## [Supplied data]

◇ ◇ ◇ ◇

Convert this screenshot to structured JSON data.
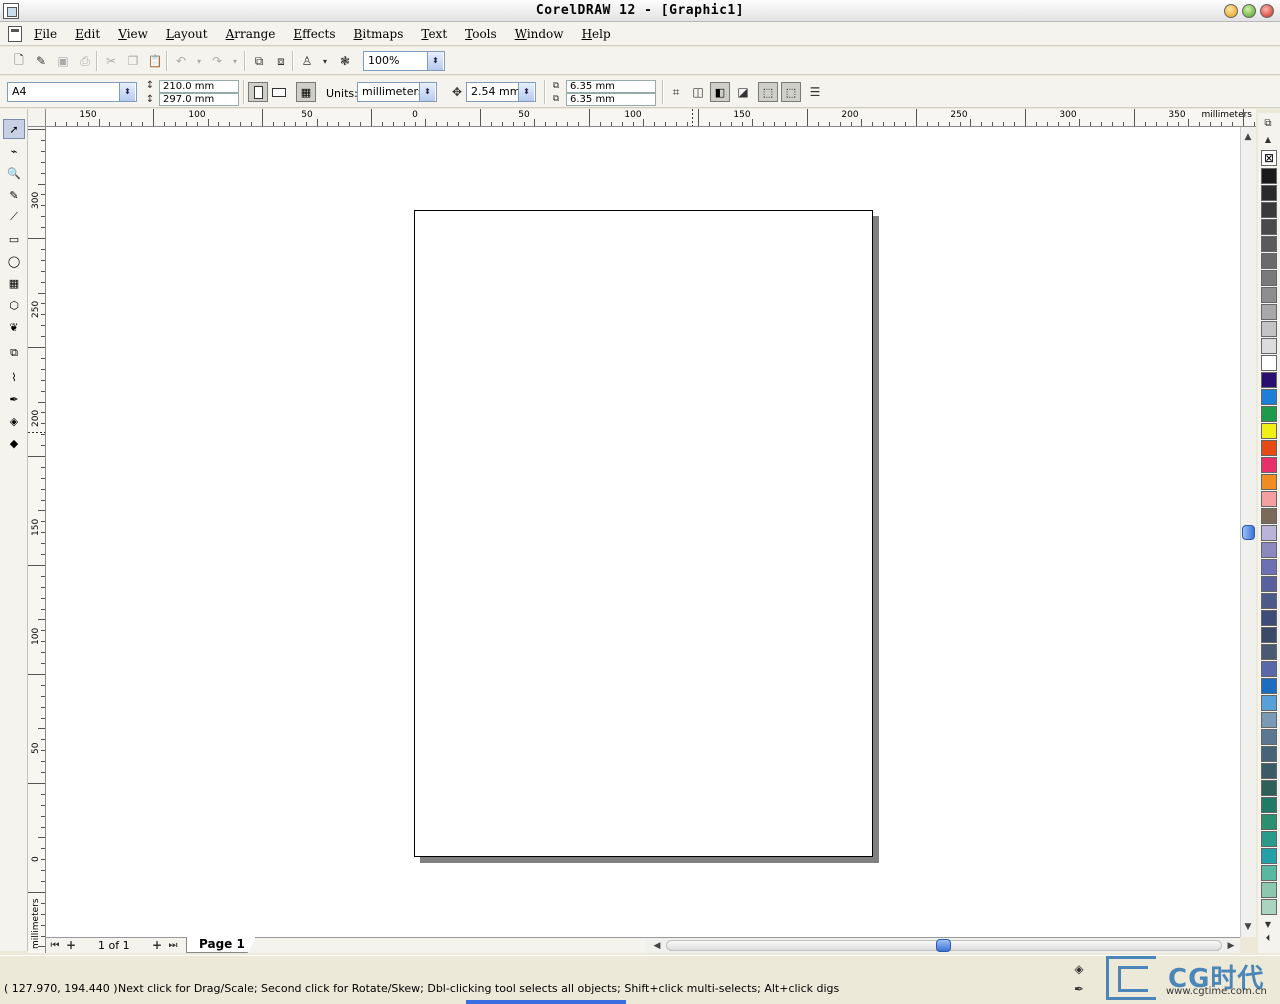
{
  "window": {
    "title": "CorelDRAW 12 - [Graphic1]"
  },
  "menu": [
    "File",
    "Edit",
    "View",
    "Layout",
    "Arrange",
    "Effects",
    "Bitmaps",
    "Text",
    "Tools",
    "Window",
    "Help"
  ],
  "standard_toolbar": {
    "zoom_value": "100%"
  },
  "property_bar": {
    "paper_size": "A4",
    "width": "210.0 mm",
    "height": "297.0 mm",
    "units_label": "Units:",
    "units_value": "millimeters",
    "nudge": "2.54 mm",
    "dup_x": "6.35 mm",
    "dup_y": "6.35 mm"
  },
  "rulers": {
    "unit_label": "millimeters",
    "h_labels": [
      "150",
      "100",
      "50",
      "0",
      "50",
      "100",
      "150",
      "200",
      "250",
      "300",
      "350"
    ],
    "v_labels": [
      "300",
      "250",
      "200",
      "150",
      "100",
      "50",
      "0"
    ],
    "v_unit": "millimeters"
  },
  "page_nav": {
    "counter": "1 of 1",
    "tab": "Page 1"
  },
  "palette_colors": [
    "#1a1a1a",
    "#2a2a2a",
    "#3a3a3a",
    "#4a4a4a",
    "#5a5a5a",
    "#6a6a6a",
    "#7a7a7a",
    "#8e8e8e",
    "#a8a8a8",
    "#c4c4c4",
    "#dcdcdc",
    "#ffffff",
    "#2a0f6e",
    "#1e7fd8",
    "#1f9a4a",
    "#f2ee18",
    "#e84a14",
    "#e8306a",
    "#f08c22",
    "#f4a0a0",
    "#7a6a5a",
    "#b9b4d8",
    "#8e88c0",
    "#6e70b4",
    "#58609e",
    "#4c5a8a",
    "#3c4e78",
    "#3a4a66",
    "#4a5a72",
    "#5868a8",
    "#1c6cc0",
    "#58a0d8",
    "#7a9ab8",
    "#5a7890",
    "#466478",
    "#3a5a66",
    "#2c6058",
    "#207a66",
    "#2a9070",
    "#2a9a8a",
    "#26a0a8",
    "#5ab8a0",
    "#8cc8b0",
    "#a8d4c0"
  ],
  "status": {
    "coords": "( 127.970, 194.440 )",
    "hint": "Next click for Drag/Scale; Second click for Rotate/Skew; Dbl-clicking tool selects all objects; Shift+click multi-selects; Alt+click digs"
  },
  "watermark": {
    "brand": "CG时代",
    "url": "www.cgtime.com.cn"
  },
  "colors": {
    "selection_blue": "#3d73d6",
    "page_shadow": "#808080"
  }
}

◇ ◇ ◇ ◇

## [Aim of the task]
Return every line of the records exactly as given, pictures excluded.

## [Exercise solution]
Convert this screenshot to structured JSON data.
{
  "window": {
    "title": "CorelDRAW 12 - [Graphic1]"
  },
  "menu": [
    "File",
    "Edit",
    "View",
    "Layout",
    "Arrange",
    "Effects",
    "Bitmaps",
    "Text",
    "Tools",
    "Window",
    "Help"
  ],
  "standard_toolbar": {
    "zoom_value": "100%"
  },
  "property_bar": {
    "paper_size": "A4",
    "width": "210.0 mm",
    "height": "297.0 mm",
    "units_label": "Units:",
    "units_value": "millimeters",
    "nudge": "2.54 mm",
    "dup_x": "6.35 mm",
    "dup_y": "6.35 mm"
  },
  "rulers": {
    "unit_label": "millimeters",
    "h_labels": [
      "150",
      "100",
      "50",
      "0",
      "50",
      "100",
      "150",
      "200",
      "250",
      "300",
      "350"
    ],
    "v_labels": [
      "300",
      "250",
      "200",
      "150",
      "100",
      "50",
      "0"
    ],
    "v_unit": "millimeters"
  },
  "page_nav": {
    "counter": "1 of 1",
    "tab": "Page 1"
  },
  "palette_colors": [
    "#1a1a1a",
    "#2a2a2a",
    "#3a3a3a",
    "#4a4a4a",
    "#5a5a5a",
    "#6a6a6a",
    "#7a7a7a",
    "#8e8e8e",
    "#a8a8a8",
    "#c4c4c4",
    "#dcdcdc",
    "#ffffff",
    "#2a0f6e",
    "#1e7fd8",
    "#1f9a4a",
    "#f2ee18",
    "#e84a14",
    "#e8306a",
    "#f08c22",
    "#f4a0a0",
    "#7a6a5a",
    "#b9b4d8",
    "#8e88c0",
    "#6e70b4",
    "#58609e",
    "#4c5a8a",
    "#3c4e78",
    "#3a4a66",
    "#4a5a72",
    "#5868a8",
    "#1c6cc0",
    "#58a0d8",
    "#7a9ab8",
    "#5a7890",
    "#466478",
    "#3a5a66",
    "#2c6058",
    "#207a66",
    "#2a9070",
    "#2a9a8a",
    "#26a0a8",
    "#5ab8a0",
    "#8cc8b0",
    "#a8d4c0"
  ],
  "status": {
    "coords": "( 127.970, 194.440 )",
    "hint": "Next click for Drag/Scale; Second click for Rotate/Skew; Dbl-clicking tool selects all objects; Shift+click multi-selects; Alt+click digs"
  },
  "watermark": {
    "brand": "CG时代",
    "url": "www.cgtime.com.cn"
  },
  "colors": {
    "selection_blue": "#3d73d6",
    "page_shadow": "#808080"
  }
}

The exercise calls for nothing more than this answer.